◆ What you are asked to do
Search the material below for the string "Köln" and extract each line that has it.

◆ Material provided
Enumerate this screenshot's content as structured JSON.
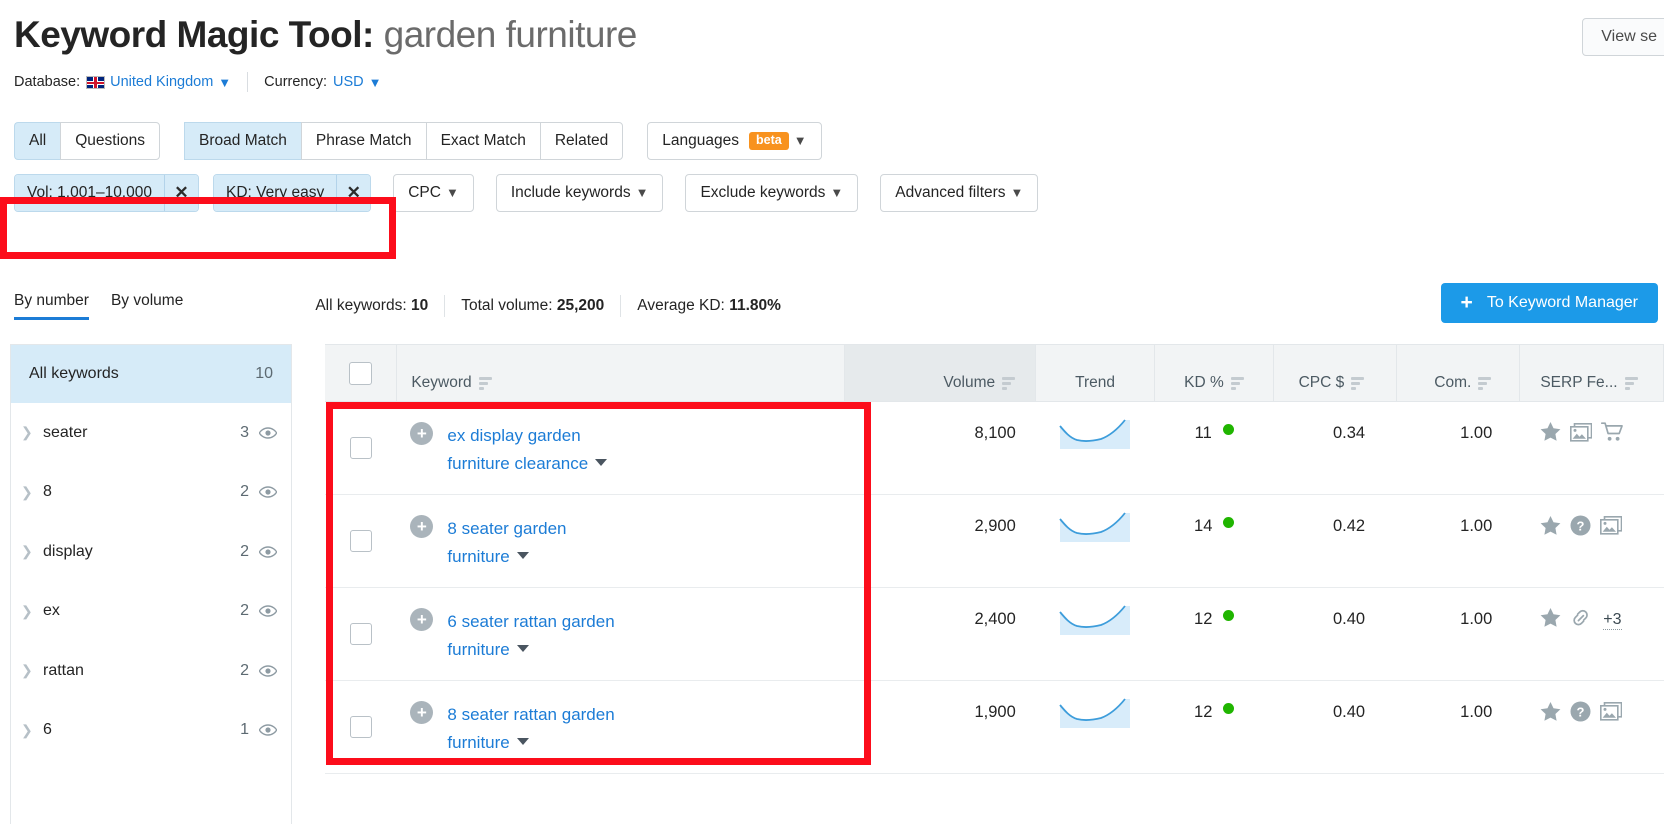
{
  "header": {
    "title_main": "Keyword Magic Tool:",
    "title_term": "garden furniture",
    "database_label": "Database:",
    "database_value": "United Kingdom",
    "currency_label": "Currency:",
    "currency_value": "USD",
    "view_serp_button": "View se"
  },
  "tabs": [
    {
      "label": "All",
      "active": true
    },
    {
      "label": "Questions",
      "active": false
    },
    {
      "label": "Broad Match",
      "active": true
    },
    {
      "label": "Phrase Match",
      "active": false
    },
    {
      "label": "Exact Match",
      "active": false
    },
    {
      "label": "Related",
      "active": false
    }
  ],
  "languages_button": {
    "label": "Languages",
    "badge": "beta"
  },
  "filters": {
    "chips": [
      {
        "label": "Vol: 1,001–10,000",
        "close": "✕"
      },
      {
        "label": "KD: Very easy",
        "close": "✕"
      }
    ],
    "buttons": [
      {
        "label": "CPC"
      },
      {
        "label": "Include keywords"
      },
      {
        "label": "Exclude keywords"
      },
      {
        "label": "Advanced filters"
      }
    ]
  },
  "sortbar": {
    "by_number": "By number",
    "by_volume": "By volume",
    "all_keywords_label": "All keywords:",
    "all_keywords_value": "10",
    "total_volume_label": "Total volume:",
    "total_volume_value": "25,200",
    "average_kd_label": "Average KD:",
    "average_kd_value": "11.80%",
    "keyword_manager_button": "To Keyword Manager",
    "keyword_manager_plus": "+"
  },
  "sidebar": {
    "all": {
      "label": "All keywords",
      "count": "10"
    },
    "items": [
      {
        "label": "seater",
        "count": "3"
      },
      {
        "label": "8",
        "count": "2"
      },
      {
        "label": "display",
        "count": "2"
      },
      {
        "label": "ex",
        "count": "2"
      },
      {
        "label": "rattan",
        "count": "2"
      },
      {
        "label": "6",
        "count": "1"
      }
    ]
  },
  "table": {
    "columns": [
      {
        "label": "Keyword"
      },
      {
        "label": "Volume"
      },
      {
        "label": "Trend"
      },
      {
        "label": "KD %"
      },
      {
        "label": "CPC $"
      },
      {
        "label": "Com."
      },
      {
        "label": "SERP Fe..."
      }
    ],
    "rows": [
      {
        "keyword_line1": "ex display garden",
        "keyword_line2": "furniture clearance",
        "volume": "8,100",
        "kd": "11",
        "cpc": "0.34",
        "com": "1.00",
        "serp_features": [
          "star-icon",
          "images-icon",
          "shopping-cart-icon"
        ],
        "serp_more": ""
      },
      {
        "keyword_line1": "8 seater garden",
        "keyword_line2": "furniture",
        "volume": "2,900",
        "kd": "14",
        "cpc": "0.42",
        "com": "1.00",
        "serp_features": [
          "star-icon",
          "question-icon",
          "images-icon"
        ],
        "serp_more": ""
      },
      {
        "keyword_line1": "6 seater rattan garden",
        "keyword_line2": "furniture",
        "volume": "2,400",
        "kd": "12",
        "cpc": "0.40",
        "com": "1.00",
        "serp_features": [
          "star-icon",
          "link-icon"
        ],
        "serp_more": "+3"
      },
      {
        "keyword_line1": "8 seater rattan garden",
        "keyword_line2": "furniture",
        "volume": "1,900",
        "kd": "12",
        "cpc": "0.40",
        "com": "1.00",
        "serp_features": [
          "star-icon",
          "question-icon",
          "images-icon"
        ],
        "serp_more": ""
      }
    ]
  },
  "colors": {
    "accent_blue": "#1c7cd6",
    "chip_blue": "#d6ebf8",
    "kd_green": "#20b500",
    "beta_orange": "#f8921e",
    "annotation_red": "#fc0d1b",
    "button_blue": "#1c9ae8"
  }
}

--

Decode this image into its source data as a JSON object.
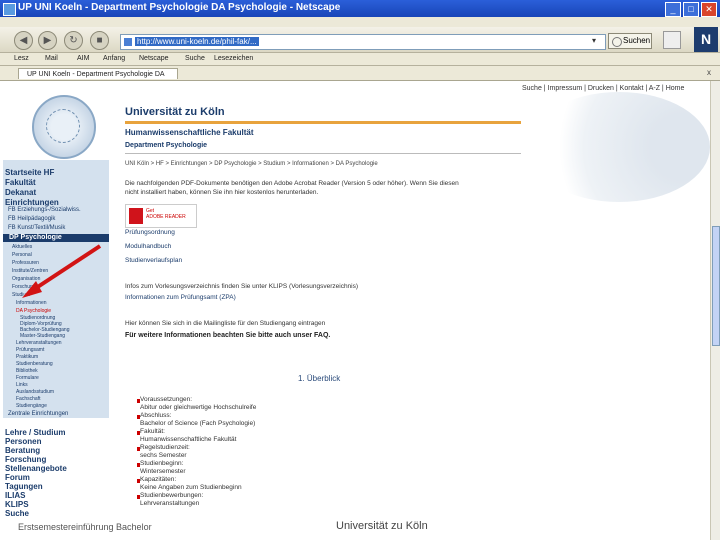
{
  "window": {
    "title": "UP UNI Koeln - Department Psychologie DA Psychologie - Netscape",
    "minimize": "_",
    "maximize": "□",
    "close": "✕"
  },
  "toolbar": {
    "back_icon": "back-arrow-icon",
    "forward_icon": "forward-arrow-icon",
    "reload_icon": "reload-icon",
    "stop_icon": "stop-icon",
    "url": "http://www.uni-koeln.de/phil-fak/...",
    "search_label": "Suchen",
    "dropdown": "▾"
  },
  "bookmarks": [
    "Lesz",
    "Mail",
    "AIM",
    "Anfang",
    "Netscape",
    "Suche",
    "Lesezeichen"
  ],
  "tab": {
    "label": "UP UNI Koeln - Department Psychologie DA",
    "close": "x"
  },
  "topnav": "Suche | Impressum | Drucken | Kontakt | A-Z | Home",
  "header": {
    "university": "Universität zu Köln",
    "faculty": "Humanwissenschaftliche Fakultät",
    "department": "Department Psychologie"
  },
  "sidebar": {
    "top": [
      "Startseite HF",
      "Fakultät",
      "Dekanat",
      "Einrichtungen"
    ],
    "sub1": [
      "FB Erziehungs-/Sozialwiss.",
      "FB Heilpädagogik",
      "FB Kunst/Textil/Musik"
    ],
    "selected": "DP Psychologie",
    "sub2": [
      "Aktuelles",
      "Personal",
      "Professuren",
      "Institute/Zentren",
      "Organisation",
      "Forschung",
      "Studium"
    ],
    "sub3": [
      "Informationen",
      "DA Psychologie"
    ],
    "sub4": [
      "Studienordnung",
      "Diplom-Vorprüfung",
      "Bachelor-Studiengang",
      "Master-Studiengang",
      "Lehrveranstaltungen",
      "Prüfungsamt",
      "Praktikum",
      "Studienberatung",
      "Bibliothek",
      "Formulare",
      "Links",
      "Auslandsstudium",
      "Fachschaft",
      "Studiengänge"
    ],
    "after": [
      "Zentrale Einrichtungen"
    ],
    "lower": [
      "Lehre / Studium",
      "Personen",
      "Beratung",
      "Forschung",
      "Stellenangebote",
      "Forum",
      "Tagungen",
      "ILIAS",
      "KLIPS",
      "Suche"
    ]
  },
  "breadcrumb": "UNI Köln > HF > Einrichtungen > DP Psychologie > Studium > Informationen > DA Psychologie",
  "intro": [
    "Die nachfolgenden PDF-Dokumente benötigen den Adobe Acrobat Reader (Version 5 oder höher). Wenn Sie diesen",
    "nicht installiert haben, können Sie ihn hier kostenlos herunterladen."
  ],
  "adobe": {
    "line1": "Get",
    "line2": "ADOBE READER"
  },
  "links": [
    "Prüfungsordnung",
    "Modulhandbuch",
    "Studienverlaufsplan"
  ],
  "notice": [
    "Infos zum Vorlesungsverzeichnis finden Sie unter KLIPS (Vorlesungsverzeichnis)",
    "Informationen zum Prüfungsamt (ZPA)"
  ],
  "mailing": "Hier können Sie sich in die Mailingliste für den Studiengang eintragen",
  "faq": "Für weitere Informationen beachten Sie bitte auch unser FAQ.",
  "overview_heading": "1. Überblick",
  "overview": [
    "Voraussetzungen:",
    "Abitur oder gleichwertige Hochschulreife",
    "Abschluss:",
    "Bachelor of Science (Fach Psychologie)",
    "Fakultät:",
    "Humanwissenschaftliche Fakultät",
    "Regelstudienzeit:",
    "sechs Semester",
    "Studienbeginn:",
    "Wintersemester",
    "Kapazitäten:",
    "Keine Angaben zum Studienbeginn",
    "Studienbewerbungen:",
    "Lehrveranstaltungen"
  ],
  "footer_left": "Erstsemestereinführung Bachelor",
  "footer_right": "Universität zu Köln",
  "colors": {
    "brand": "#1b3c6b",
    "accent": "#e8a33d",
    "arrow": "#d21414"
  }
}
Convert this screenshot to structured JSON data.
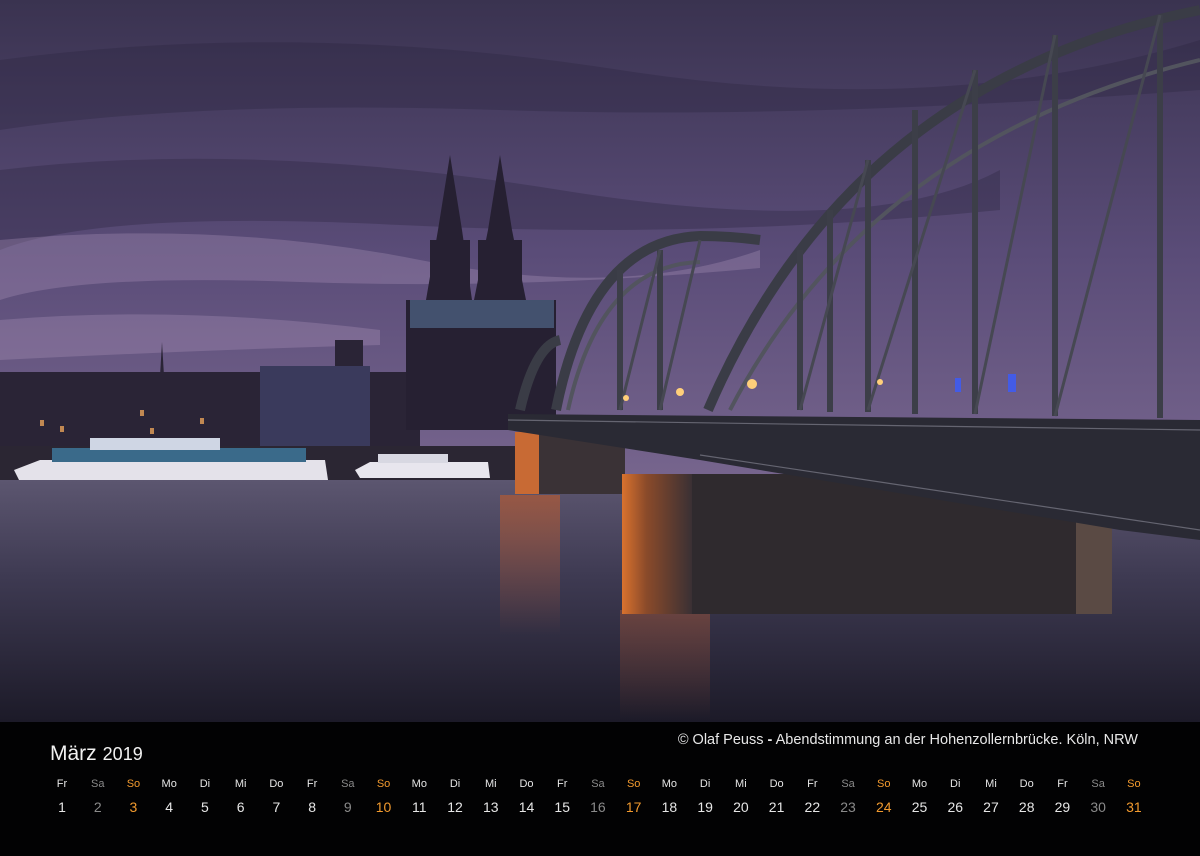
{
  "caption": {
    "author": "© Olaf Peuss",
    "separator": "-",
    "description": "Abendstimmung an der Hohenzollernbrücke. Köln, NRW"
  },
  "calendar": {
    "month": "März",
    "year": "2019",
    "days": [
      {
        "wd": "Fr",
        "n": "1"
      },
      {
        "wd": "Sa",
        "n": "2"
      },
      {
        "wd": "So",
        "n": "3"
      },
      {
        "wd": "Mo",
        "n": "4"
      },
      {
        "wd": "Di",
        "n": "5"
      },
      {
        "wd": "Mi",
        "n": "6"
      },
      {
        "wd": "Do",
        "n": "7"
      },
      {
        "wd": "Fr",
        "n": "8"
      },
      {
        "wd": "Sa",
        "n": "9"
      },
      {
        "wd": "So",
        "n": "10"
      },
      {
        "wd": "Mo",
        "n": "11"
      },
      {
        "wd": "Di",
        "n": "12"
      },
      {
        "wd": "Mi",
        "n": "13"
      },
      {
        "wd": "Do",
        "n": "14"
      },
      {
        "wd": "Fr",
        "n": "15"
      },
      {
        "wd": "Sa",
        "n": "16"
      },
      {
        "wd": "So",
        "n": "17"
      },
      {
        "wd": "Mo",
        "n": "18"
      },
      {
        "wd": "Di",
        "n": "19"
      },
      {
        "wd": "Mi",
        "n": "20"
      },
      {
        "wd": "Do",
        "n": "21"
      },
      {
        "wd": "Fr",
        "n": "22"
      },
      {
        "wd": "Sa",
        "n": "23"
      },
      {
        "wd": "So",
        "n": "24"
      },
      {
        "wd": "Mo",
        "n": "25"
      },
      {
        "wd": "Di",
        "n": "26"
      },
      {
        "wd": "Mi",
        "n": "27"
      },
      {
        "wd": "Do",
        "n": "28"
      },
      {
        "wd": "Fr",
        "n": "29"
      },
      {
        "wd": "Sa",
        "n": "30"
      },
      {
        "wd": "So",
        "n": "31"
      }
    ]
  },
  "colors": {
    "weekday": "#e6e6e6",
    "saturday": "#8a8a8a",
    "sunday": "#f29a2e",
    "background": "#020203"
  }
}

◆ Solution for this exercise
    "university": "Universität zu Köln",
  "breadcrumb": "UNI Köln > HF > Einrichtungen > DP Psychologie > Studium > Informationen > DA Psychologie",
  "footer_right": "Universität zu Köln",
    "description": "Abendstimmung an der Hohenzollernbrücke. Köln, NRW"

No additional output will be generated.